TASK DIRECTIONS
Retype the full set of records. Keep every character identical.

RECORDS SUPPLIED
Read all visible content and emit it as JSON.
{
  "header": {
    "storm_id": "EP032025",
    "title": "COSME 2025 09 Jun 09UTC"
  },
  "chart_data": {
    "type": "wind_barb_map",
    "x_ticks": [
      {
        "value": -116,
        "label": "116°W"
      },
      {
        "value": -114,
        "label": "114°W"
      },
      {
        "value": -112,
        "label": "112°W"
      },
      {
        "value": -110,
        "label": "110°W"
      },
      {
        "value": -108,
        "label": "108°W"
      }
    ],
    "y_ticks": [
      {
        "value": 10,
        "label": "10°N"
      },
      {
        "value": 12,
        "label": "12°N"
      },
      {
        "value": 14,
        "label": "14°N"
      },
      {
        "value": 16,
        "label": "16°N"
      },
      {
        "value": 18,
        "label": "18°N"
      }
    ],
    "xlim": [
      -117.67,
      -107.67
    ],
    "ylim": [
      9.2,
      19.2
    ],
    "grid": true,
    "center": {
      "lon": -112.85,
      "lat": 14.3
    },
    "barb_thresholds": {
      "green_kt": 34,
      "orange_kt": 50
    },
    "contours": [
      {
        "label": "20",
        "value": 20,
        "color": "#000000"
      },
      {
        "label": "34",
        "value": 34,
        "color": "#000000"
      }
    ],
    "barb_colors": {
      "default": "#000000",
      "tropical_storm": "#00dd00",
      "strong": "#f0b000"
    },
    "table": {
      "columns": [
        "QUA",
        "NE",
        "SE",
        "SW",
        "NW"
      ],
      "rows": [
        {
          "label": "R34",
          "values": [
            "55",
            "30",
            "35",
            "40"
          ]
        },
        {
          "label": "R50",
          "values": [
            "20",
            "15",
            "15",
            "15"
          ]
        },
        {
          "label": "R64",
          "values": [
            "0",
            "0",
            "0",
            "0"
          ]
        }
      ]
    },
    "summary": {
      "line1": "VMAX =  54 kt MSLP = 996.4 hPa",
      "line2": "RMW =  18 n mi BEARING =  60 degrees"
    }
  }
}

FINISHED EXERCISE
Read all visible content and emit it as JSON.
{
  "header": {
    "storm_id": "EP032025",
    "title": "COSME 2025 09 Jun 09UTC"
  },
  "chart_data": {
    "type": "wind_barb_map",
    "x_ticks": [
      {
        "value": -116,
        "label": "116°W"
      },
      {
        "value": -114,
        "label": "114°W"
      },
      {
        "value": -112,
        "label": "112°W"
      },
      {
        "value": -110,
        "label": "110°W"
      },
      {
        "value": -108,
        "label": "108°W"
      }
    ],
    "y_ticks": [
      {
        "value": 10,
        "label": "10°N"
      },
      {
        "value": 12,
        "label": "12°N"
      },
      {
        "value": 14,
        "label": "14°N"
      },
      {
        "value": 16,
        "label": "16°N"
      },
      {
        "value": 18,
        "label": "18°N"
      }
    ],
    "xlim": [
      -117.67,
      -107.67
    ],
    "ylim": [
      9.2,
      19.2
    ],
    "grid": true,
    "center": {
      "lon": -112.85,
      "lat": 14.3
    },
    "barb_thresholds": {
      "green_kt": 34,
      "orange_kt": 50
    },
    "contours": [
      {
        "label": "20",
        "value": 20,
        "color": "#000000"
      },
      {
        "label": "34",
        "value": 34,
        "color": "#000000"
      }
    ],
    "barb_colors": {
      "default": "#000000",
      "tropical_storm": "#00dd00",
      "strong": "#f0b000"
    },
    "table": {
      "columns": [
        "QUA",
        "NE",
        "SE",
        "SW",
        "NW"
      ],
      "rows": [
        {
          "label": "R34",
          "values": [
            "55",
            "30",
            "35",
            "40"
          ]
        },
        {
          "label": "R50",
          "values": [
            "20",
            "15",
            "15",
            "15"
          ]
        },
        {
          "label": "R64",
          "values": [
            "0",
            "0",
            "0",
            "0"
          ]
        }
      ]
    },
    "summary": {
      "line1": "VMAX =  54 kt MSLP = 996.4 hPa",
      "line2": "RMW =  18 n mi BEARING =  60 degrees"
    }
  }
}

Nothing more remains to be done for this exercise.